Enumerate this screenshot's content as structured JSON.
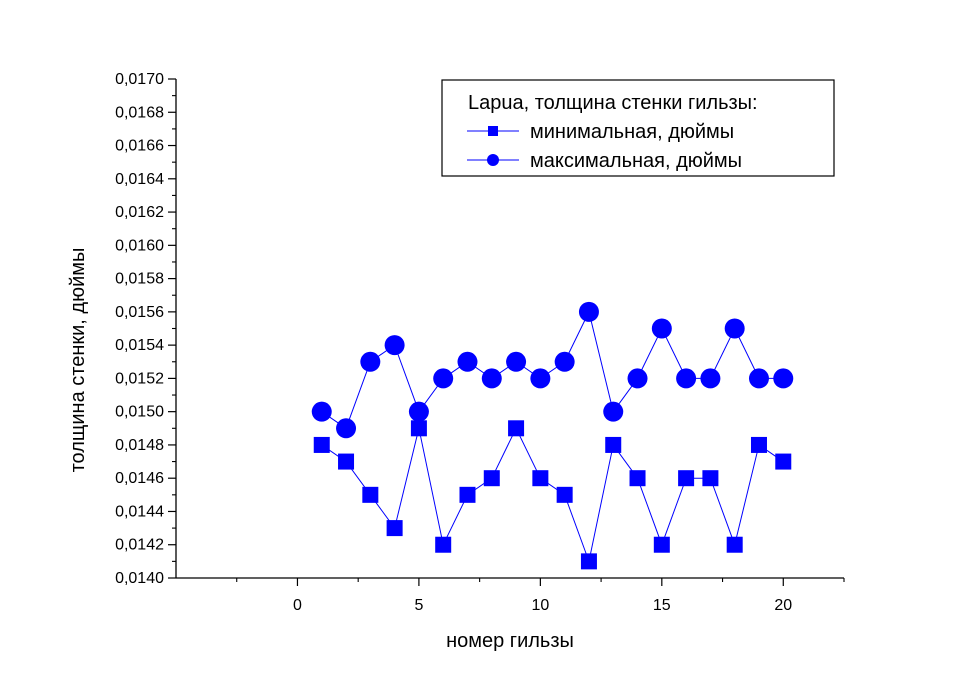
{
  "chart_data": {
    "type": "scatter",
    "xlabel": "номер гильзы",
    "ylabel": "толщина стенки, дюймы",
    "xlim": [
      -5,
      22.5
    ],
    "ylim": [
      0.014,
      0.017
    ],
    "x_ticks": [
      0,
      5,
      10,
      15,
      20
    ],
    "y_ticks": [
      0.014,
      0.0142,
      0.0144,
      0.0146,
      0.0148,
      0.015,
      0.0152,
      0.0154,
      0.0156,
      0.0158,
      0.016,
      0.0162,
      0.0164,
      0.0166,
      0.0168,
      0.017
    ],
    "y_tick_labels": [
      "0,0140",
      "0,0142",
      "0,0144",
      "0,0146",
      "0,0148",
      "0,0150",
      "0,0152",
      "0,0154",
      "0,0156",
      "0,0158",
      "0,0160",
      "0,0162",
      "0,0164",
      "0,0166",
      "0,0168",
      "0,0170"
    ],
    "x": [
      1,
      2,
      3,
      4,
      5,
      6,
      7,
      8,
      9,
      10,
      11,
      12,
      13,
      14,
      15,
      16,
      17,
      18,
      19,
      20
    ],
    "series": [
      {
        "name": "минимальная, дюймы",
        "marker": "square",
        "color": "#0000FF",
        "values": [
          0.0148,
          0.0147,
          0.0145,
          0.0143,
          0.0149,
          0.0142,
          0.0145,
          0.0146,
          0.0149,
          0.0146,
          0.0145,
          0.0141,
          0.0148,
          0.0146,
          0.0142,
          0.0146,
          0.0146,
          0.0142,
          0.0148,
          0.0147
        ]
      },
      {
        "name": "максимальная, дюймы",
        "marker": "circle",
        "color": "#0000FF",
        "values": [
          0.015,
          0.0149,
          0.0153,
          0.0154,
          0.015,
          0.0152,
          0.0153,
          0.0152,
          0.0153,
          0.0152,
          0.0153,
          0.0156,
          0.015,
          0.0152,
          0.0155,
          0.0152,
          0.0152,
          0.0155,
          0.0152,
          0.0152
        ]
      }
    ],
    "legend": {
      "title": "Lapua, толщина стенки гильзы:",
      "placement": "top-right"
    },
    "grid": false
  }
}
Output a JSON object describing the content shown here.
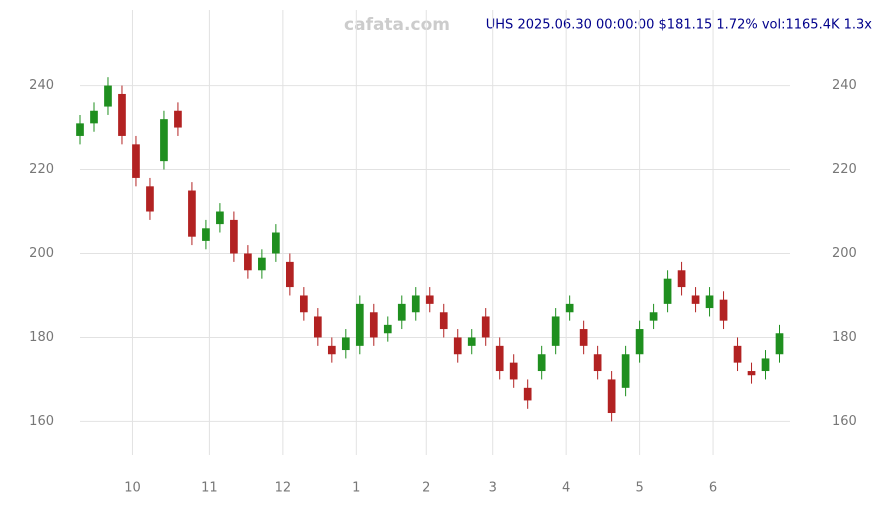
{
  "chart_data": {
    "type": "candlestick",
    "title": "UHS 2025.06.30 00:00:00 $181.15 1.72% vol:1165.4K 1.3x",
    "watermark": "cafata.com",
    "x": [
      0,
      4,
      8,
      12,
      16,
      20,
      24,
      28,
      32,
      36,
      40,
      44,
      48,
      52,
      56,
      60,
      64,
      68,
      72,
      76,
      80,
      84,
      88,
      92,
      96,
      100,
      104,
      108,
      112,
      116,
      120,
      124,
      128,
      132,
      136,
      140,
      144,
      148,
      152,
      156,
      160,
      164,
      168,
      172,
      176,
      180,
      184,
      188,
      192,
      196,
      200
    ],
    "open": [
      228,
      231,
      235,
      238,
      226,
      216,
      222,
      234,
      215,
      203,
      207,
      208,
      200,
      196,
      200,
      198,
      190,
      185,
      178,
      177,
      178,
      186,
      181,
      184,
      186,
      190,
      186,
      180,
      178,
      185,
      178,
      174,
      168,
      172,
      178,
      186,
      182,
      176,
      170,
      168,
      176,
      184,
      188,
      196,
      190,
      187,
      189,
      178,
      172,
      172,
      176
    ],
    "high": [
      233,
      236,
      242,
      240,
      228,
      218,
      234,
      236,
      217,
      208,
      212,
      210,
      202,
      201,
      207,
      200,
      192,
      187,
      180,
      182,
      190,
      188,
      185,
      190,
      192,
      192,
      188,
      182,
      182,
      187,
      180,
      176,
      170,
      178,
      187,
      190,
      184,
      178,
      172,
      178,
      184,
      188,
      196,
      198,
      192,
      192,
      191,
      180,
      174,
      177,
      183
    ],
    "low": [
      226,
      229,
      233,
      226,
      216,
      208,
      220,
      228,
      202,
      201,
      205,
      198,
      194,
      194,
      198,
      190,
      184,
      178,
      174,
      175,
      176,
      178,
      179,
      182,
      184,
      186,
      180,
      174,
      176,
      178,
      170,
      168,
      163,
      170,
      176,
      184,
      176,
      170,
      160,
      166,
      174,
      182,
      186,
      190,
      186,
      185,
      182,
      172,
      169,
      170,
      174
    ],
    "close": [
      231,
      234,
      240,
      228,
      218,
      210,
      232,
      230,
      204,
      206,
      210,
      200,
      196,
      199,
      205,
      192,
      186,
      180,
      176,
      180,
      188,
      180,
      183,
      188,
      190,
      188,
      182,
      176,
      180,
      180,
      172,
      170,
      165,
      176,
      185,
      188,
      178,
      172,
      162,
      176,
      182,
      186,
      194,
      192,
      188,
      190,
      184,
      174,
      171,
      175,
      181
    ],
    "xlim": [
      0,
      203
    ],
    "ylim": [
      152,
      258
    ],
    "yticks": [
      160,
      180,
      200,
      220,
      240
    ],
    "xticks": [
      {
        "value": 15,
        "label": "10"
      },
      {
        "value": 37,
        "label": "11"
      },
      {
        "value": 58,
        "label": "12"
      },
      {
        "value": 79,
        "label": "1"
      },
      {
        "value": 99,
        "label": "2"
      },
      {
        "value": 118,
        "label": "3"
      },
      {
        "value": 139,
        "label": "4"
      },
      {
        "value": 160,
        "label": "5"
      },
      {
        "value": 181,
        "label": "6"
      }
    ],
    "grid": true,
    "up_color": "#1f8f1f",
    "down_color": "#b22222"
  }
}
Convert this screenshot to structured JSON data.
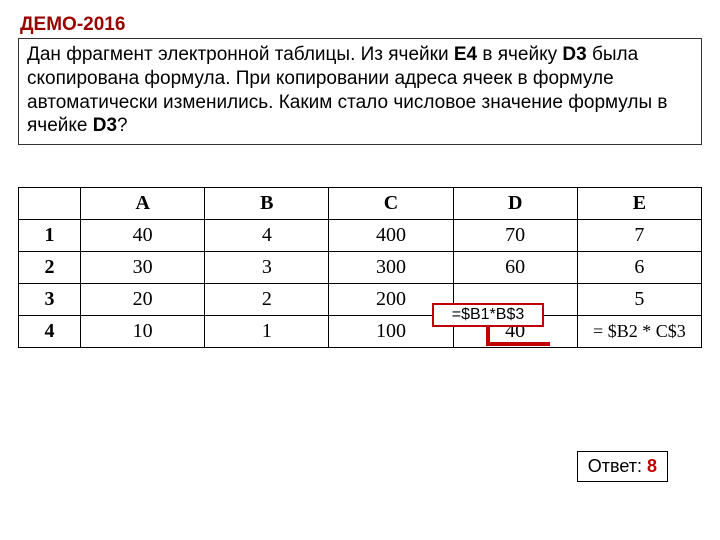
{
  "title": "ДЕМО-2016",
  "prompt": {
    "p1a": "Дан фрагмент электронной таблицы. Из ячейки ",
    "e4": "E4",
    "p1b": " в ячейку ",
    "d3a": "D3",
    "p2": " была скопирована формула. При копировании адреса ячеек в формуле автоматически изменились. Каким стало числовое значение формулы в ячейке ",
    "d3b": "D3",
    "q": "?"
  },
  "table": {
    "columns": [
      "A",
      "B",
      "C",
      "D",
      "E"
    ],
    "row_headers": [
      "1",
      "2",
      "3",
      "4"
    ],
    "rows": [
      [
        "40",
        "4",
        "400",
        "70",
        "7"
      ],
      [
        "30",
        "3",
        "300",
        "60",
        "6"
      ],
      [
        "20",
        "2",
        "200",
        "",
        "5"
      ],
      [
        "10",
        "1",
        "100",
        "40",
        "= $B2 * C$3"
      ]
    ],
    "header_bg": "#ffffff",
    "border_color": "#000000"
  },
  "d3_formula": "=$B1*B$3",
  "highlight_color": "#c00000",
  "answer": {
    "label": "Ответ: ",
    "value": "8"
  }
}
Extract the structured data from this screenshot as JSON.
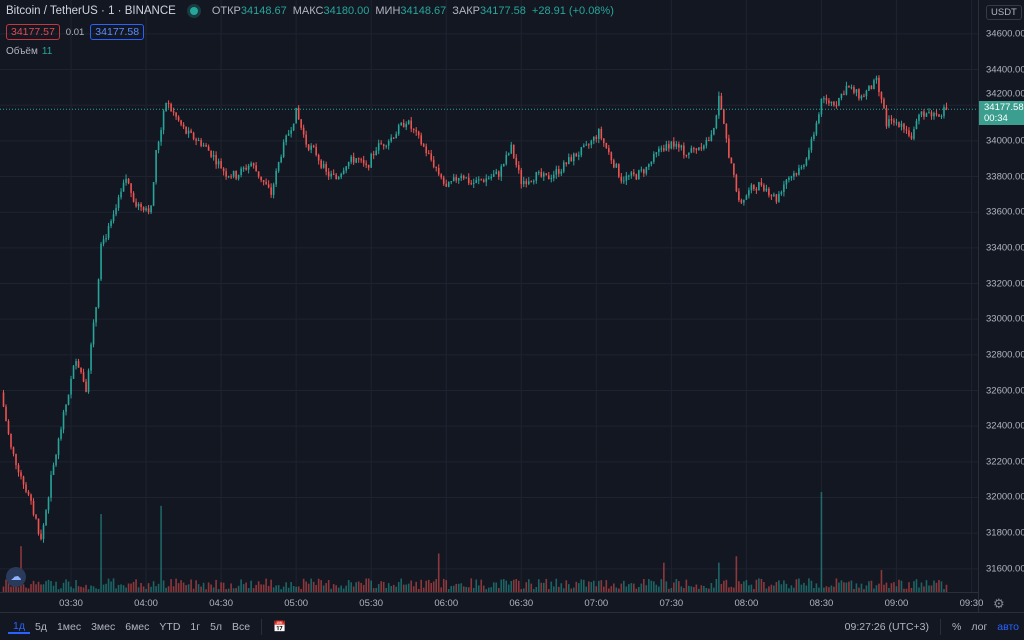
{
  "header": {
    "symbol": "Bitcoin / TetherUS",
    "interval": "1",
    "exchange": "BINANCE",
    "ohlc": [
      {
        "k": "ОТКР",
        "v": "34148.67"
      },
      {
        "k": "МАКС",
        "v": "34180.00"
      },
      {
        "k": "МИН",
        "v": "34148.67"
      },
      {
        "k": "ЗАКР",
        "v": "34177.58"
      }
    ],
    "change": "+28.91 (+0.08%)"
  },
  "quotes": {
    "bid": "34177.57",
    "spread": "0.01",
    "ask": "34177.58"
  },
  "volume": {
    "label": "Объём",
    "value": "11"
  },
  "price_axis": {
    "currency": "USDT",
    "current_price": "34177.58",
    "countdown": "00:34"
  },
  "bottom": {
    "ranges": [
      "1д",
      "5д",
      "1мес",
      "3мес",
      "6мес",
      "YTD",
      "1г",
      "5л",
      "Все"
    ],
    "active": "1д",
    "clock": "09:27:26 (UTC+3)",
    "percent": "%",
    "log": "лог",
    "auto": "авто"
  },
  "colors": {
    "up": "#26a69a",
    "down": "#ef5350",
    "bg": "#131722",
    "grid": "#1f2330"
  },
  "chart_data": {
    "type": "candlestick",
    "interval_minutes": 1,
    "x_unit": "minutes since 03:00",
    "ylim": [
      31470,
      34790
    ],
    "y_ticks": [
      34600,
      34400,
      34200,
      34000,
      33800,
      33600,
      33400,
      33200,
      33000,
      32800,
      32600,
      32400,
      32200,
      32000,
      31800,
      31600
    ],
    "y_tick_labels": [
      "34600.00",
      "34400.00",
      "34200.00",
      "34000.00",
      "33800.00",
      "33600.00",
      "33400.00",
      "33200.00",
      "33000.00",
      "32800.00",
      "32600.00",
      "32400.00",
      "32200.00",
      "32000.00",
      "31800.00",
      "31600.00"
    ],
    "x_ticks": [
      30,
      60,
      90,
      120,
      150,
      180,
      210,
      240,
      270,
      300,
      330,
      360,
      390
    ],
    "x_tick_labels": [
      "03:30",
      "04:00",
      "04:30",
      "05:00",
      "05:30",
      "06:00",
      "06:30",
      "07:00",
      "07:30",
      "08:00",
      "08:30",
      "09:00",
      "09:30"
    ],
    "x_range": [
      1.6,
      392.6
    ],
    "close_path": [
      [
        2,
        32589
      ],
      [
        6,
        32274
      ],
      [
        12,
        32046
      ],
      [
        16,
        31874
      ],
      [
        18,
        31760
      ],
      [
        22,
        32103
      ],
      [
        26,
        32389
      ],
      [
        32,
        32789
      ],
      [
        36,
        32617
      ],
      [
        40,
        33074
      ],
      [
        42,
        33417
      ],
      [
        46,
        33531
      ],
      [
        52,
        33789
      ],
      [
        56,
        33646
      ],
      [
        62,
        33617
      ],
      [
        64,
        33931
      ],
      [
        68,
        34217
      ],
      [
        72,
        34131
      ],
      [
        76,
        34046
      ],
      [
        82,
        33989
      ],
      [
        86,
        33931
      ],
      [
        92,
        33817
      ],
      [
        96,
        33806
      ],
      [
        102,
        33874
      ],
      [
        106,
        33789
      ],
      [
        110,
        33703
      ],
      [
        114,
        33931
      ],
      [
        120,
        34160
      ],
      [
        124,
        33989
      ],
      [
        128,
        33931
      ],
      [
        132,
        33817
      ],
      [
        136,
        33789
      ],
      [
        140,
        33874
      ],
      [
        144,
        33903
      ],
      [
        148,
        33846
      ],
      [
        152,
        33960
      ],
      [
        158,
        34017
      ],
      [
        164,
        34114
      ],
      [
        170,
        33989
      ],
      [
        176,
        33846
      ],
      [
        180,
        33731
      ],
      [
        186,
        33817
      ],
      [
        190,
        33760
      ],
      [
        196,
        33789
      ],
      [
        201,
        33817
      ],
      [
        206,
        33960
      ],
      [
        210,
        33771
      ],
      [
        216,
        33806
      ],
      [
        220,
        33789
      ],
      [
        226,
        33846
      ],
      [
        230,
        33903
      ],
      [
        236,
        33960
      ],
      [
        241,
        34046
      ],
      [
        246,
        33903
      ],
      [
        250,
        33789
      ],
      [
        256,
        33806
      ],
      [
        260,
        33846
      ],
      [
        266,
        33960
      ],
      [
        270,
        33989
      ],
      [
        276,
        33931
      ],
      [
        280,
        33960
      ],
      [
        286,
        34017
      ],
      [
        289,
        34229
      ],
      [
        293,
        33931
      ],
      [
        297,
        33646
      ],
      [
        302,
        33731
      ],
      [
        306,
        33760
      ],
      [
        312,
        33674
      ],
      [
        316,
        33789
      ],
      [
        322,
        33846
      ],
      [
        326,
        33989
      ],
      [
        330,
        34217
      ],
      [
        336,
        34217
      ],
      [
        340,
        34303
      ],
      [
        346,
        34246
      ],
      [
        352,
        34331
      ],
      [
        356,
        34103
      ],
      [
        362,
        34103
      ],
      [
        366,
        34017
      ],
      [
        370,
        34160
      ],
      [
        376,
        34149
      ],
      [
        380,
        34177.58
      ]
    ],
    "volume_spikes": [
      [
        10,
        50
      ],
      [
        42,
        85
      ],
      [
        66,
        94
      ],
      [
        177,
        42
      ],
      [
        267,
        32
      ],
      [
        289,
        32
      ],
      [
        296,
        39
      ],
      [
        330,
        109
      ],
      [
        354,
        24
      ]
    ],
    "volume_max": 120
  }
}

## TASK GOAL
Filter for "стенки". Return all lines that hold it.

## IN RESPONSE
    "ylabel": "толщина стенки, дюймы",
      "title": "Lapua, толщина стенки гильзы:",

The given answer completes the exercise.